• **任务说明**: 请把下面的全部材料逐行照原样抄写一遍，答案中不要包含图片。

□ □ □ □

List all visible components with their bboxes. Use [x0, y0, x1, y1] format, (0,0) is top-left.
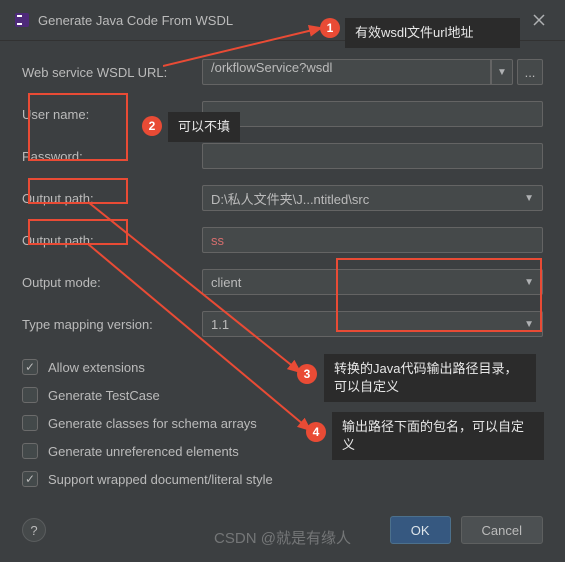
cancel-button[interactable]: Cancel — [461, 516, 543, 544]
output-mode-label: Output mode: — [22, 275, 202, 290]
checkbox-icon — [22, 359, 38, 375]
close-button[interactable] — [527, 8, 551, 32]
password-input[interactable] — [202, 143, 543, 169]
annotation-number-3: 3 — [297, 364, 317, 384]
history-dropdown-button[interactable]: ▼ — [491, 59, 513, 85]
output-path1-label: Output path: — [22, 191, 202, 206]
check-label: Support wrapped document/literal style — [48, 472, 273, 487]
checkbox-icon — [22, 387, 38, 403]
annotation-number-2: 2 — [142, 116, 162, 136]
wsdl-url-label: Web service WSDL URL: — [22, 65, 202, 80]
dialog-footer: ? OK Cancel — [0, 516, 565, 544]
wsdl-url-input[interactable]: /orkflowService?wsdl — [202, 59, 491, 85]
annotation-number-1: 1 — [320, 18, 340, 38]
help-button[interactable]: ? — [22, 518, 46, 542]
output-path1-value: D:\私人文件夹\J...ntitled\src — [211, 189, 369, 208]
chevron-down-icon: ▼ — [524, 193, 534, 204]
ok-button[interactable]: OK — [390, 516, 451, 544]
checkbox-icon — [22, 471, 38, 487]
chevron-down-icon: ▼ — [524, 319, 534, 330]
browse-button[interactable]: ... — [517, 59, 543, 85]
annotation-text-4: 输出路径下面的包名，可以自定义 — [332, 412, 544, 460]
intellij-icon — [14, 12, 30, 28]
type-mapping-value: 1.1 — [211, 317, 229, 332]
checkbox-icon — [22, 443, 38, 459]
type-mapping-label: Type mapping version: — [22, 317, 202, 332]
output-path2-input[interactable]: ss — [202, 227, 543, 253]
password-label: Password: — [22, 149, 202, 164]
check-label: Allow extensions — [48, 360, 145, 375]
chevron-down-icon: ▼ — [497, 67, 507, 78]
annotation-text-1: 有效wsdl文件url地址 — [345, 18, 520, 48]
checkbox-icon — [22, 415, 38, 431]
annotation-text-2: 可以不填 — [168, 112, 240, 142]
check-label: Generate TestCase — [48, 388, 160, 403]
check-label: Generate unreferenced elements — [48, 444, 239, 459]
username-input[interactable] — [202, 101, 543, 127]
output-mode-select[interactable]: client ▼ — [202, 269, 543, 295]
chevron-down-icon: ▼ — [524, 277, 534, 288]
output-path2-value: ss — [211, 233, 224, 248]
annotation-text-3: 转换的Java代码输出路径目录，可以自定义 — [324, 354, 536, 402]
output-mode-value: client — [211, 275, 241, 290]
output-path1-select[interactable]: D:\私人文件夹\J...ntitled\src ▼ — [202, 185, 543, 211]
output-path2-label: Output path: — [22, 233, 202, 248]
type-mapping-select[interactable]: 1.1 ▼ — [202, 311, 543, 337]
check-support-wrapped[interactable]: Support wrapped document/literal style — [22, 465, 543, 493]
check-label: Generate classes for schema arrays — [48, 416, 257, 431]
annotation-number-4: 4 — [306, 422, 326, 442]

□ □ □ □

• **本题结果**:
List all visible components with their bboxes. Use [x0, y0, x1, y1] format, (0,0) is top-left.
cancel-button[interactable]: Cancel — [461, 516, 543, 544]
output-mode-label: Output mode: — [22, 275, 202, 290]
checkbox-icon — [22, 359, 38, 375]
close-button[interactable] — [527, 8, 551, 32]
password-input[interactable] — [202, 143, 543, 169]
annotation-number-3: 3 — [297, 364, 317, 384]
history-dropdown-button[interactable]: ▼ — [491, 59, 513, 85]
output-path1-label: Output path: — [22, 191, 202, 206]
check-label: Support wrapped document/literal style — [48, 472, 273, 487]
checkbox-icon — [22, 387, 38, 403]
annotation-number-2: 2 — [142, 116, 162, 136]
wsdl-url-label: Web service WSDL URL: — [22, 65, 202, 80]
dialog-footer: ? OK Cancel — [0, 516, 565, 544]
wsdl-url-input[interactable]: /orkflowService?wsdl — [202, 59, 491, 85]
annotation-number-1: 1 — [320, 18, 340, 38]
help-button[interactable]: ? — [22, 518, 46, 542]
output-path1-value: D:\私人文件夹\J...ntitled\src — [211, 189, 369, 208]
chevron-down-icon: ▼ — [524, 193, 534, 204]
ok-button[interactable]: OK — [390, 516, 451, 544]
checkbox-icon — [22, 471, 38, 487]
chevron-down-icon: ▼ — [524, 319, 534, 330]
browse-button[interactable]: ... — [517, 59, 543, 85]
annotation-text-4: 输出路径下面的包名，可以自定义 — [332, 412, 544, 460]
intellij-icon — [14, 12, 30, 28]
type-mapping-value: 1.1 — [211, 317, 229, 332]
checkbox-icon — [22, 443, 38, 459]
type-mapping-label: Type mapping version: — [22, 317, 202, 332]
output-path2-input[interactable]: ss — [202, 227, 543, 253]
password-label: Password: — [22, 149, 202, 164]
check-label: Allow extensions — [48, 360, 145, 375]
chevron-down-icon: ▼ — [497, 67, 507, 78]
annotation-text-1: 有效wsdl文件url地址 — [345, 18, 520, 48]
checkbox-icon — [22, 415, 38, 431]
annotation-text-2: 可以不填 — [168, 112, 240, 142]
check-label: Generate TestCase — [48, 388, 160, 403]
check-label: Generate unreferenced elements — [48, 444, 239, 459]
username-input[interactable] — [202, 101, 543, 127]
output-mode-select[interactable]: client ▼ — [202, 269, 543, 295]
chevron-down-icon: ▼ — [524, 277, 534, 288]
output-path2-value: ss — [211, 233, 224, 248]
annotation-text-3: 转换的Java代码输出路径目录，可以自定义 — [324, 354, 536, 402]
output-mode-value: client — [211, 275, 241, 290]
output-path1-select[interactable]: D:\私人文件夹\J...ntitled\src ▼ — [202, 185, 543, 211]
output-path2-label: Output path: — [22, 233, 202, 248]
type-mapping-select[interactable]: 1.1 ▼ — [202, 311, 543, 337]
check-support-wrapped[interactable]: Support wrapped document/literal style — [22, 465, 543, 493]
check-label: Generate classes for schema arrays — [48, 416, 257, 431]
annotation-number-4: 4 — [306, 422, 326, 442]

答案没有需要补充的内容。